## [Task goal]
Below are the records; locate each line with the word "обязанностей" and copy it.

## [Saved entries]

****

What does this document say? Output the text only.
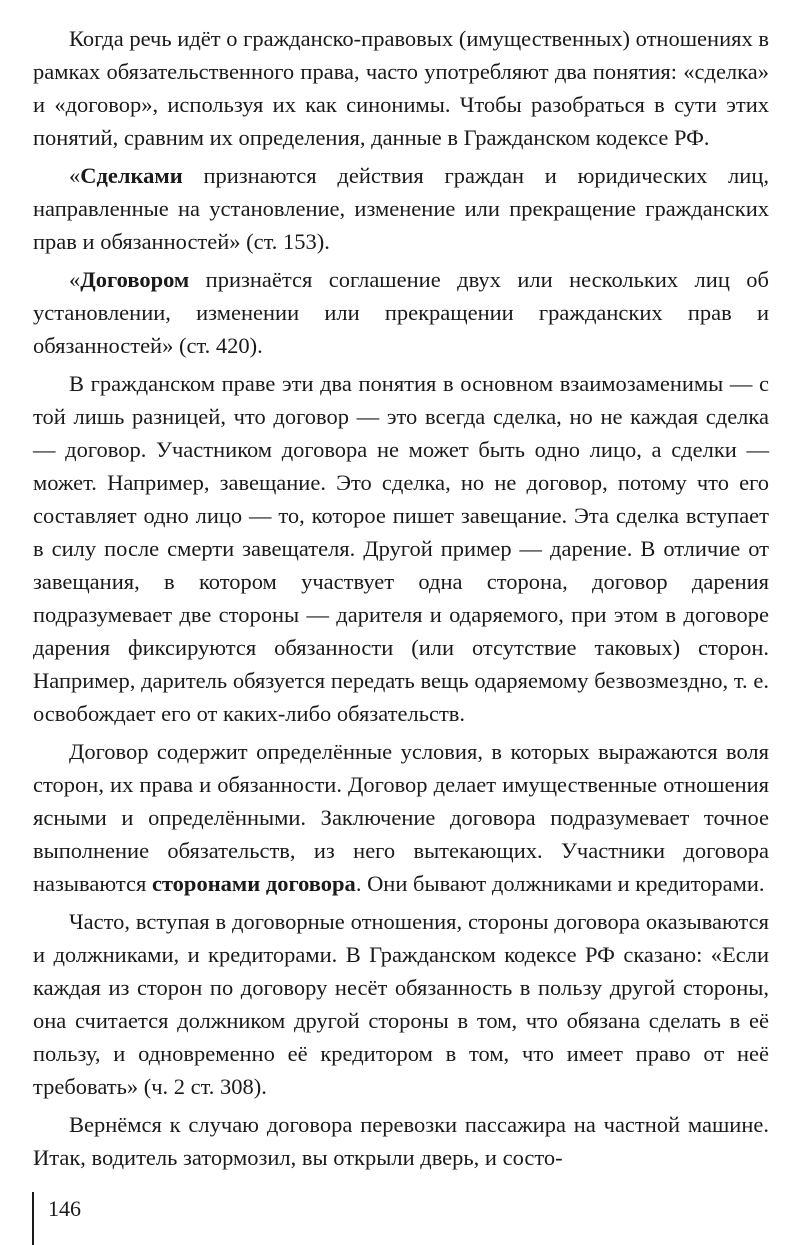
Когда речь идёт о гражданско-правовых (имущественных) отношениях в рамках обязательственного права, часто употребляют два понятия: «сделка» и «договор», используя их как синонимы. Чтобы разобраться в сути этих понятий, сравним их определения, данные в Гражданском кодексе РФ.

«Сделками признаются действия граждан и юридических лиц, направленные на установление, изменение или прекращение гражданских прав и обязанностей» (ст. 153).

«Договором признаётся соглашение двух или нескольких лиц об установлении, изменении или прекращении гражданских прав и обязанностей» (ст. 420).

В гражданском праве эти два понятия в основном взаимозаменимы — с той лишь разницей, что договор — это всегда сделка, но не каждая сделка — договор. Участником договора не может быть одно лицо, а сделки — может. Например, завещание. Это сделка, но не договор, потому что его составляет одно лицо — то, которое пишет завещание. Эта сделка вступает в силу после смерти завещателя. Другой пример — дарение. В отличие от завещания, в котором участвует одна сторона, договор дарения подразумевает две стороны — дарителя и одаряемого, при этом в договоре дарения фиксируются обязанности (или отсутствие таковых) сторон. Например, даритель обязуется передать вещь одаряемому безвозмездно, т. е. освобождает его от каких-либо обязательств.

Договор содержит определённые условия, в которых выражаются воля сторон, их права и обязанности. Договор делает имущественные отношения ясными и определёнными. Заключение договора подразумевает точное выполнение обязательств, из него вытекающих. Участники договора называются сторонами договора. Они бывают должниками и кредиторами.

Часто, вступая в договорные отношения, стороны договора оказываются и должниками, и кредиторами. В Гражданском кодексе РФ сказано: «Если каждая из сторон по договору несёт обязанность в пользу другой стороны, она считается должником другой стороны в том, что обязана сделать в её пользу, и одновременно её кредитором в том, что имеет право от неё требовать» (ч. 2 ст. 308).

Вернёмся к случаю договора перевозки пассажира на частной машине. Итак, водитель затормозил, вы открыли дверь, и состо-

146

****

## [The reply]
«Сделками признаются действия граждан и юридических лиц, направленные на установление, изменение или прекращение гражданских прав и обязанностей» (ст. 153).
«Договором признаётся соглашение двух или нескольких лиц об установлении, изменении или прекращении гражданских прав и обязанностей» (ст. 420).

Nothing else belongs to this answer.